### What needs to be done
Copy each line exactly. Drop every picture.

^^^^^^^^

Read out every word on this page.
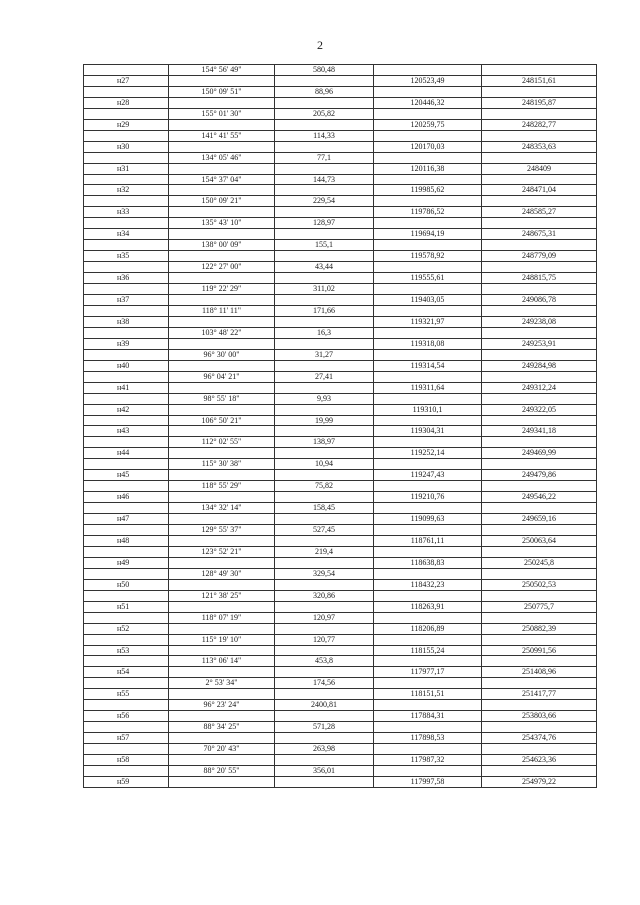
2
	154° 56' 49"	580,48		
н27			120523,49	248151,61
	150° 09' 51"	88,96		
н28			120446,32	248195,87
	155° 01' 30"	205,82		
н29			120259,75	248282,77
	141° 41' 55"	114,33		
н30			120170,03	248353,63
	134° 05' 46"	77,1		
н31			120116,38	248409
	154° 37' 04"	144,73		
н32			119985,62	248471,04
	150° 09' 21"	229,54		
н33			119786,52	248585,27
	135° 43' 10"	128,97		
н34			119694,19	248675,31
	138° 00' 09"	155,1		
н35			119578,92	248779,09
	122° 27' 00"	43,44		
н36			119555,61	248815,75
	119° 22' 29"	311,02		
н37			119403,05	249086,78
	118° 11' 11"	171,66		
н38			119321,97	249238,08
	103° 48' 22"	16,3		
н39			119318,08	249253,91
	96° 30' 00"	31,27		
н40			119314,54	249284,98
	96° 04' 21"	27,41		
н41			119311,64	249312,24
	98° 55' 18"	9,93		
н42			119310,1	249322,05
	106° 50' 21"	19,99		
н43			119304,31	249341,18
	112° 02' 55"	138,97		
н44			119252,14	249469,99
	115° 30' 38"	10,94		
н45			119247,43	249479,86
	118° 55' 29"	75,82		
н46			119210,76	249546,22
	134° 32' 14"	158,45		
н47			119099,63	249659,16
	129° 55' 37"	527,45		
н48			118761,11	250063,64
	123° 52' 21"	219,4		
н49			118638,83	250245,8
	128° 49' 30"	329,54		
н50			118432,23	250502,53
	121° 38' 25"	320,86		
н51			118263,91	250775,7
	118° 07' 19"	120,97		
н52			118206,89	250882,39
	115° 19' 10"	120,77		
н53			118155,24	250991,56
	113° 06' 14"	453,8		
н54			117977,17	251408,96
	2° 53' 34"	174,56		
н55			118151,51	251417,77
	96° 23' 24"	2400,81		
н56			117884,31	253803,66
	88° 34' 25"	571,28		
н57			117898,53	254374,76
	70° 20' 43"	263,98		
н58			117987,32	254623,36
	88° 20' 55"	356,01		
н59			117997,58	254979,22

^^^^^^^^

### Task result
Read out every word on this page.
2
	154° 56' 49"	580,48		
н27			120523,49	248151,61
	150° 09' 51"	88,96		
н28			120446,32	248195,87
	155° 01' 30"	205,82		
н29			120259,75	248282,77
	141° 41' 55"	114,33		
н30			120170,03	248353,63
	134° 05' 46"	77,1		
н31			120116,38	248409
	154° 37' 04"	144,73		
н32			119985,62	248471,04
	150° 09' 21"	229,54		
н33			119786,52	248585,27
	135° 43' 10"	128,97		
н34			119694,19	248675,31
	138° 00' 09"	155,1		
н35			119578,92	248779,09
	122° 27' 00"	43,44		
н36			119555,61	248815,75
	119° 22' 29"	311,02		
н37			119403,05	249086,78
	118° 11' 11"	171,66		
н38			119321,97	249238,08
	103° 48' 22"	16,3		
н39			119318,08	249253,91
	96° 30' 00"	31,27		
н40			119314,54	249284,98
	96° 04' 21"	27,41		
н41			119311,64	249312,24
	98° 55' 18"	9,93		
н42			119310,1	249322,05
	106° 50' 21"	19,99		
н43			119304,31	249341,18
	112° 02' 55"	138,97		
н44			119252,14	249469,99
	115° 30' 38"	10,94		
н45			119247,43	249479,86
	118° 55' 29"	75,82		
н46			119210,76	249546,22
	134° 32' 14"	158,45		
н47			119099,63	249659,16
	129° 55' 37"	527,45		
н48			118761,11	250063,64
	123° 52' 21"	219,4		
н49			118638,83	250245,8
	128° 49' 30"	329,54		
н50			118432,23	250502,53
	121° 38' 25"	320,86		
н51			118263,91	250775,7
	118° 07' 19"	120,97		
н52			118206,89	250882,39
	115° 19' 10"	120,77		
н53			118155,24	250991,56
	113° 06' 14"	453,8		
н54			117977,17	251408,96
	2° 53' 34"	174,56		
н55			118151,51	251417,77
	96° 23' 24"	2400,81		
н56			117884,31	253803,66
	88° 34' 25"	571,28		
н57			117898,53	254374,76
	70° 20' 43"	263,98		
н58			117987,32	254623,36
	88° 20' 55"	356,01		
н59			117997,58	254979,22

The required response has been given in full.